- EXERCISE BRIEF
Without including any images, reproduce each entry exactly.

- GIVEN DATA
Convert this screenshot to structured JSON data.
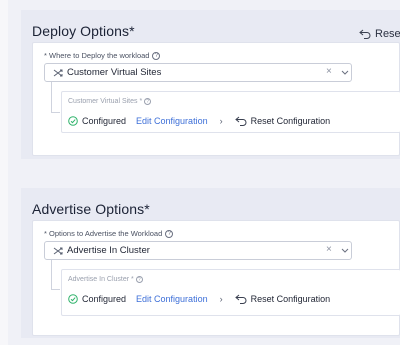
{
  "deploy": {
    "title": "Deploy Options",
    "required_mark": "*",
    "reset_all_label": "Reset a",
    "field_label": "* Where to Deploy the workload",
    "help_glyph": "?",
    "select_value": "Customer Virtual Sites",
    "clear_glyph": "×",
    "sub": {
      "label": "Customer Virtual Sites *",
      "status": "Configured",
      "edit_label": "Edit Configuration",
      "separator": "›",
      "reset_label": "Reset Configuration"
    }
  },
  "advertise": {
    "title": "Advertise Options",
    "required_mark": "*",
    "field_label": "* Options to Advertise the Workload",
    "help_glyph": "?",
    "select_value": "Advertise In Cluster",
    "clear_glyph": "×",
    "sub": {
      "label": "Advertise In Cluster *",
      "status": "Configured",
      "edit_label": "Edit Configuration",
      "separator": "›",
      "reset_label": "Reset Configuration"
    }
  },
  "colors": {
    "accent_link": "#3d6fd8",
    "success": "#2fb36b",
    "section_bg": "#e8eaf3"
  },
  "icons": {
    "select_glyph": "shuffle-icon",
    "reset": "reset-arrow-icon",
    "status": "check-circle-icon",
    "dropdown": "chevron-down-icon",
    "help": "help-circle-icon"
  }
}
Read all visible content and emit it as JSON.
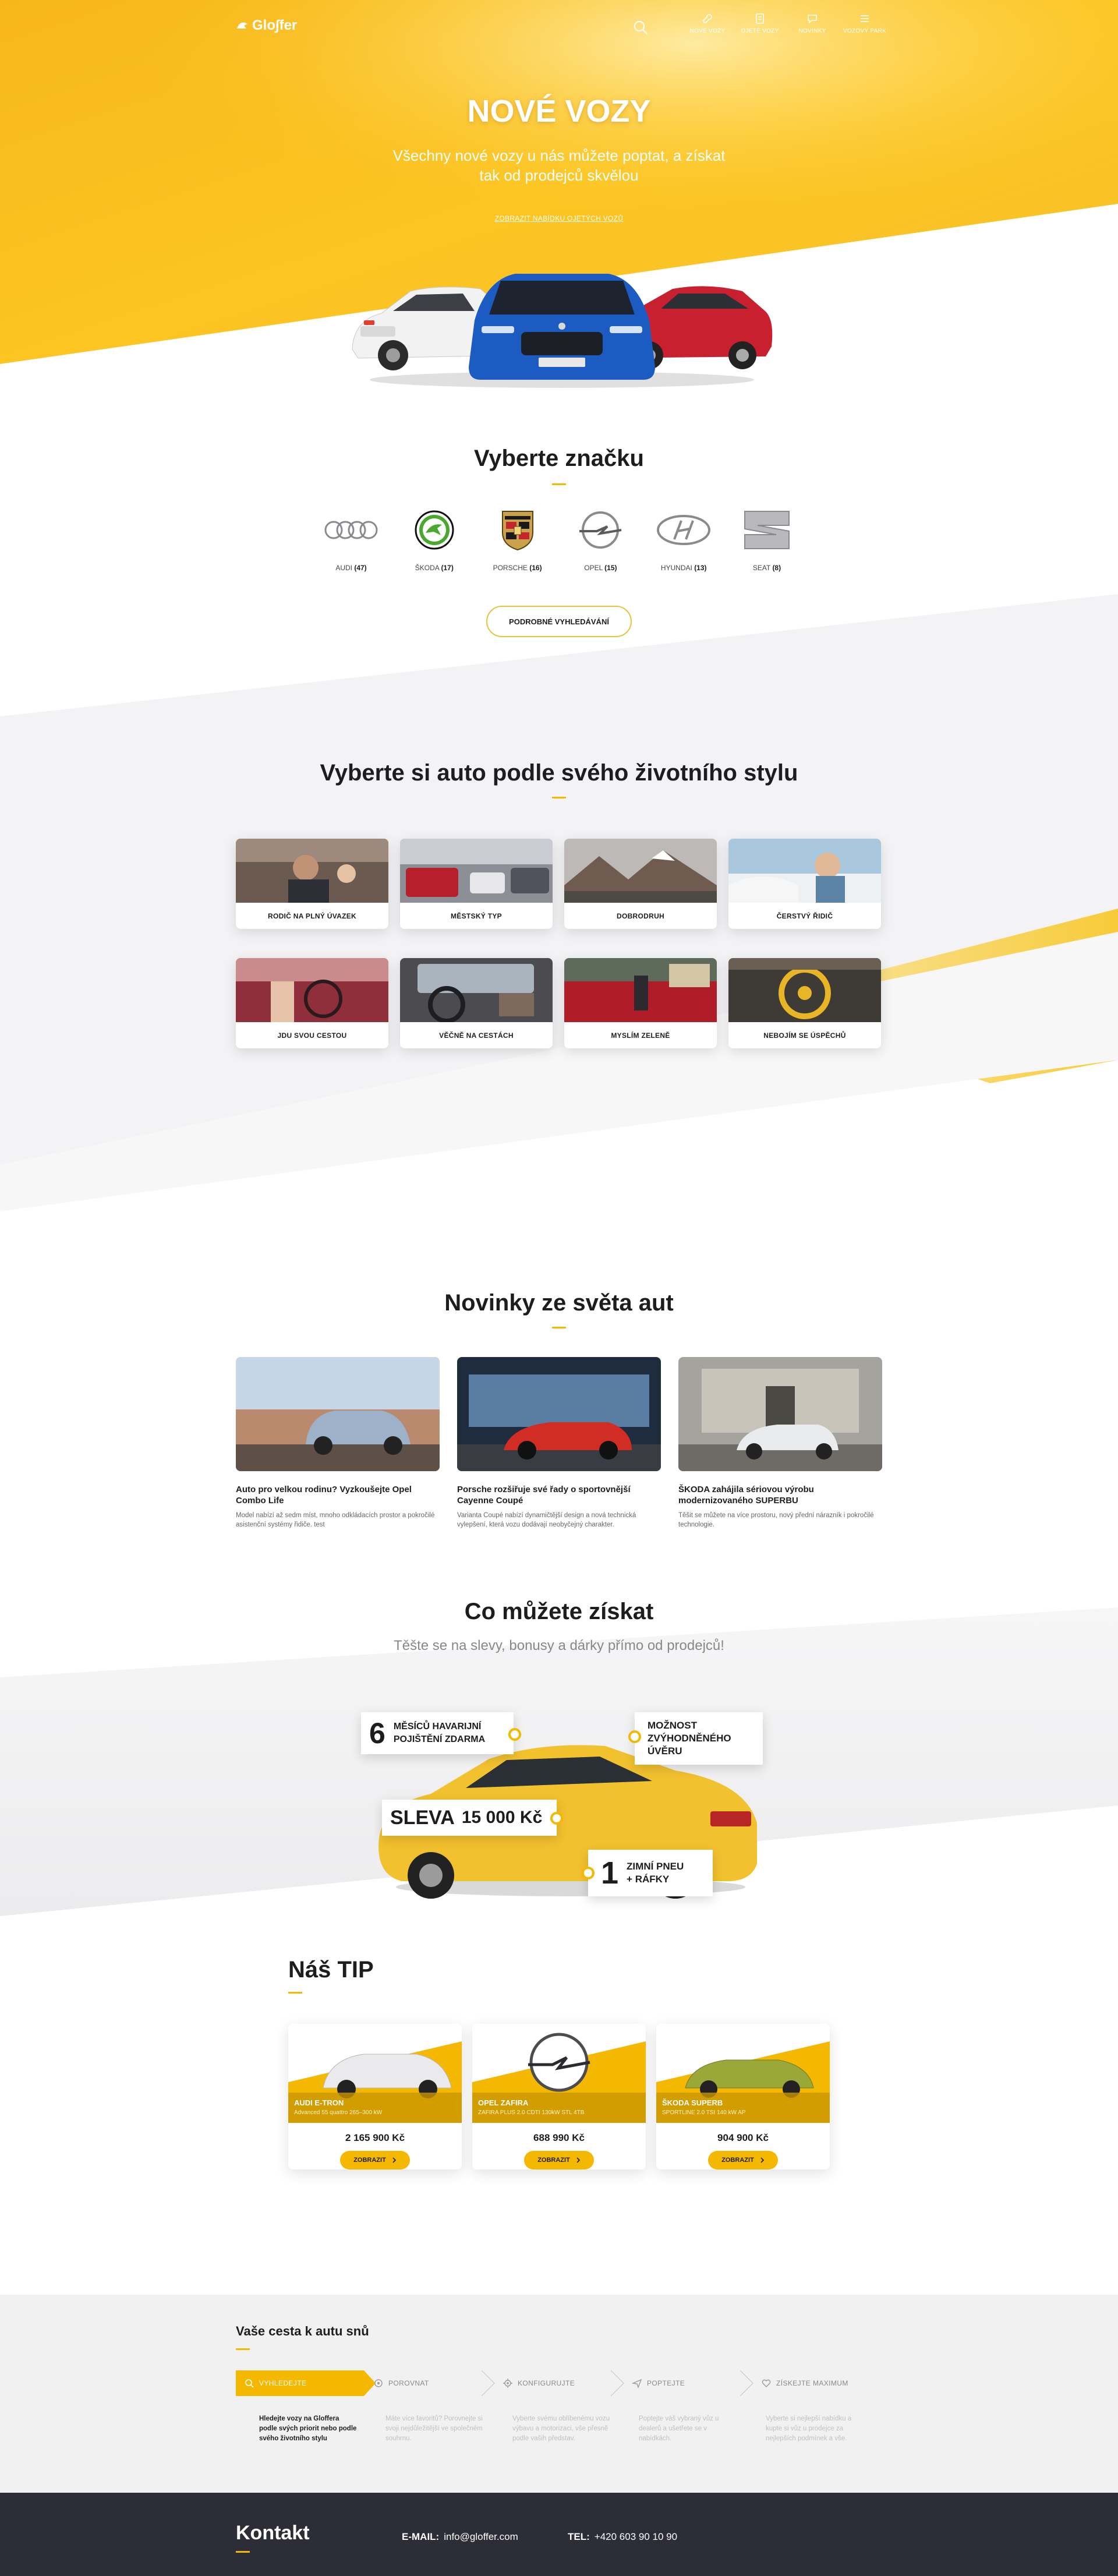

- RESPONSE TO THE EXERCISE
Convert this screenshot to structured JSON data.
{
  "deploy": {
    "title": "Deploy Options",
    "required_mark": "*",
    "reset_all_label": "Reset a",
    "field_label": "* Where to Deploy the workload",
    "help_glyph": "?",
    "select_value": "Customer Virtual Sites",
    "clear_glyph": "×",
    "sub": {
      "label": "Customer Virtual Sites *",
      "status": "Configured",
      "edit_label": "Edit Configuration",
      "separator": "›",
      "reset_label": "Reset Configuration"
    }
  },
  "advertise": {
    "title": "Advertise Options",
    "required_mark": "*",
    "field_label": "* Options to Advertise the Workload",
    "help_glyph": "?",
    "select_value": "Advertise In Cluster",
    "clear_glyph": "×",
    "sub": {
      "label": "Advertise In Cluster *",
      "status": "Configured",
      "edit_label": "Edit Configuration",
      "separator": "›",
      "reset_label": "Reset Configuration"
    }
  },
  "colors": {
    "accent_link": "#3d6fd8",
    "success": "#2fb36b",
    "section_bg": "#e8eaf3"
  },
  "icons": {
    "select_glyph": "shuffle-icon",
    "reset": "reset-arrow-icon",
    "status": "check-circle-icon",
    "dropdown": "chevron-down-icon",
    "help": "help-circle-icon"
  }
}
Read all visible content and emit it as JSON.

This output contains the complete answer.